» **Do this**
Gather every line from the entries below that includes "value".

» **Exercise materials**

↓↓↓

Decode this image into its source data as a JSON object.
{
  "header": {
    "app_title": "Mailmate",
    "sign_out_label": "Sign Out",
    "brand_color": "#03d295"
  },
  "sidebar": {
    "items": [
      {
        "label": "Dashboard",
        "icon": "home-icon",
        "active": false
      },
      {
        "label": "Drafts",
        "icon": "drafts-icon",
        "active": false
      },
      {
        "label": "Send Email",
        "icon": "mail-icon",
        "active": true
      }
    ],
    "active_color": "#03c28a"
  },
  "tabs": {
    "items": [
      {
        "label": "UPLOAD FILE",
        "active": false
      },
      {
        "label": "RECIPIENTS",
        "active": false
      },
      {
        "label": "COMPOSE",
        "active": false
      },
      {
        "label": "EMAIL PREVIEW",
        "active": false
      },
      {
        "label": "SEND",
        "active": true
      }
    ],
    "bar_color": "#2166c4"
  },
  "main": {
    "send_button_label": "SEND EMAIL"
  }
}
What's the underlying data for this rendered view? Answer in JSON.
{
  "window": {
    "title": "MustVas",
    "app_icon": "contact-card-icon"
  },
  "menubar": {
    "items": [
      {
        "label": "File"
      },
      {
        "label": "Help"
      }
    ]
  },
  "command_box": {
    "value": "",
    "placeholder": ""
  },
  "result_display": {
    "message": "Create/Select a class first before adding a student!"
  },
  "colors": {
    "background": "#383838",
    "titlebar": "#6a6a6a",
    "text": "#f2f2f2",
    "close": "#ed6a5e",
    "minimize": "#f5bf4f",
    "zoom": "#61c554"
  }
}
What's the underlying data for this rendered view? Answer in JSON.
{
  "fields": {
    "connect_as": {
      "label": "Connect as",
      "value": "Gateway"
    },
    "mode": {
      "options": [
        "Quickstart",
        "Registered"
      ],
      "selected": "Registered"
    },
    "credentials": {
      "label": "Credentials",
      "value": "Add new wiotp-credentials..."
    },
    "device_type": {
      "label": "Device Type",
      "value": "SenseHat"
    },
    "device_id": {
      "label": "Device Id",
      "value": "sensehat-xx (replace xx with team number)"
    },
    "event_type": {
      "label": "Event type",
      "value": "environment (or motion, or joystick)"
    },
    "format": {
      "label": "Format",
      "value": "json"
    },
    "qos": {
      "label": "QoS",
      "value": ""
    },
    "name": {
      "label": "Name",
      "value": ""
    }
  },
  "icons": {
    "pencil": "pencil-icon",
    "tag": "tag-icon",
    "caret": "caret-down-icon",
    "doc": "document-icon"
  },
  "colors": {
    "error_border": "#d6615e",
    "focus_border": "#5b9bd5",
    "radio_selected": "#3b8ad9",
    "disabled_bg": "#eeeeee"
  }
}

↑↑↑

» **Solution to this problem**
    "value": "",
      "value": "Gateway"
      "value": "Add new wiotp-credentials..."
      "value": "SenseHat"
      "value": "sensehat-xx (replace xx with team number)"
      "value": "environment (or motion, or joystick)"
      "value": "json"
      "value": ""
      "value": ""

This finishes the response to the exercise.